Description of the task ▸ Reproduce the listing verbatim.

Dataset entries ▸
· · · · ·

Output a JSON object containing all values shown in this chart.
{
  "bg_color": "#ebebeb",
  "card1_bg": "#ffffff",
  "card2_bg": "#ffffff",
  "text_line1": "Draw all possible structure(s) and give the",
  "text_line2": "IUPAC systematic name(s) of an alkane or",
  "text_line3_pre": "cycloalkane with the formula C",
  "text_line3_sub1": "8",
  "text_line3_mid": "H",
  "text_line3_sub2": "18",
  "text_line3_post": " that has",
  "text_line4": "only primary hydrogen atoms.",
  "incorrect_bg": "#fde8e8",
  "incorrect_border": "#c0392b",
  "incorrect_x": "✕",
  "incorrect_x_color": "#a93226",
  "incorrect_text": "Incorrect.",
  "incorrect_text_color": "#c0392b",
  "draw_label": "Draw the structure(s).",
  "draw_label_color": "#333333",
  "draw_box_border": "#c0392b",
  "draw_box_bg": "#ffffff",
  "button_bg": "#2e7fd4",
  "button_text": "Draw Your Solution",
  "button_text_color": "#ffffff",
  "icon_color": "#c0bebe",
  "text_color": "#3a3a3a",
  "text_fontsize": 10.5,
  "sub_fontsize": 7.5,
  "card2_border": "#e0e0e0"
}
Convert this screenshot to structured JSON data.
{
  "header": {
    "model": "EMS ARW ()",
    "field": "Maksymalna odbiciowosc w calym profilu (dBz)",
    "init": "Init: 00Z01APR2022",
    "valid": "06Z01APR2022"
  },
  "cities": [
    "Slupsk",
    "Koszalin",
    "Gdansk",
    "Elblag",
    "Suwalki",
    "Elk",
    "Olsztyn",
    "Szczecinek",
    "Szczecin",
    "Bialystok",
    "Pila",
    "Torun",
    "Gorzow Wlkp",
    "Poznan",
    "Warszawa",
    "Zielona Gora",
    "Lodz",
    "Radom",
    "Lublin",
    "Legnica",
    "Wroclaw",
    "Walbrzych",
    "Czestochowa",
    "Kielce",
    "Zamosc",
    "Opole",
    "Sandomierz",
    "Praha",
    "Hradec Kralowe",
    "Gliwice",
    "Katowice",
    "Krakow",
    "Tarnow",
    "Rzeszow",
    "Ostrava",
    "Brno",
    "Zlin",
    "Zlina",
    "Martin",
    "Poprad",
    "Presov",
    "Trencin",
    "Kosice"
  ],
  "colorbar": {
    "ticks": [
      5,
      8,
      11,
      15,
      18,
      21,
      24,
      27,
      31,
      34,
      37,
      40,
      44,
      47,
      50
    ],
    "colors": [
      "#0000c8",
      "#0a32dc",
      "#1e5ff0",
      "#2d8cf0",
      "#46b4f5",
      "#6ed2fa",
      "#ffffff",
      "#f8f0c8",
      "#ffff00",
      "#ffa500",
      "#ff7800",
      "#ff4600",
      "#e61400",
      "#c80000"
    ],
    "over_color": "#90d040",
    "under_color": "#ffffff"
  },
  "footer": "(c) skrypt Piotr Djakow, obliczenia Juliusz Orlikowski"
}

· · · · ·

Correct response ▸
Output a JSON object containing all values shown in this chart.
{
  "bg_color": "#ebebeb",
  "card1_bg": "#ffffff",
  "card2_bg": "#ffffff",
  "text_line1": "Draw all possible structure(s) and give the",
  "text_line2": "IUPAC systematic name(s) of an alkane or",
  "text_line3_pre": "cycloalkane with the formula C",
  "text_line3_sub1": "8",
  "text_line3_mid": "H",
  "text_line3_sub2": "18",
  "text_line3_post": " that has",
  "text_line4": "only primary hydrogen atoms.",
  "incorrect_bg": "#fde8e8",
  "incorrect_border": "#c0392b",
  "incorrect_x": "✕",
  "incorrect_x_color": "#a93226",
  "incorrect_text": "Incorrect.",
  "incorrect_text_color": "#c0392b",
  "draw_label": "Draw the structure(s).",
  "draw_label_color": "#333333",
  "draw_box_border": "#c0392b",
  "draw_box_bg": "#ffffff",
  "button_bg": "#2e7fd4",
  "button_text": "Draw Your Solution",
  "button_text_color": "#ffffff",
  "icon_color": "#c0bebe",
  "text_color": "#3a3a3a",
  "text_fontsize": 10.5,
  "sub_fontsize": 7.5,
  "card2_border": "#e0e0e0"
}
Convert this screenshot to structured JSON data.
{
  "header": {
    "model": "EMS ARW ()",
    "field": "Maksymalna odbiciowosc w calym profilu (dBz)",
    "init": "Init: 00Z01APR2022",
    "valid": "06Z01APR2022"
  },
  "cities": [
    "Slupsk",
    "Koszalin",
    "Gdansk",
    "Elblag",
    "Suwalki",
    "Elk",
    "Olsztyn",
    "Szczecinek",
    "Szczecin",
    "Bialystok",
    "Pila",
    "Torun",
    "Gorzow Wlkp",
    "Poznan",
    "Warszawa",
    "Zielona Gora",
    "Lodz",
    "Radom",
    "Lublin",
    "Legnica",
    "Wroclaw",
    "Walbrzych",
    "Czestochowa",
    "Kielce",
    "Zamosc",
    "Opole",
    "Sandomierz",
    "Praha",
    "Hradec Kralowe",
    "Gliwice",
    "Katowice",
    "Krakow",
    "Tarnow",
    "Rzeszow",
    "Ostrava",
    "Brno",
    "Zlin",
    "Zlina",
    "Martin",
    "Poprad",
    "Presov",
    "Trencin",
    "Kosice"
  ],
  "colorbar": {
    "ticks": [
      5,
      8,
      11,
      15,
      18,
      21,
      24,
      27,
      31,
      34,
      37,
      40,
      44,
      47,
      50
    ],
    "colors": [
      "#0000c8",
      "#0a32dc",
      "#1e5ff0",
      "#2d8cf0",
      "#46b4f5",
      "#6ed2fa",
      "#ffffff",
      "#f8f0c8",
      "#ffff00",
      "#ffa500",
      "#ff7800",
      "#ff4600",
      "#e61400",
      "#c80000"
    ],
    "over_color": "#90d040",
    "under_color": "#ffffff"
  },
  "footer": "(c) skrypt Piotr Djakow, obliczenia Juliusz Orlikowski"
}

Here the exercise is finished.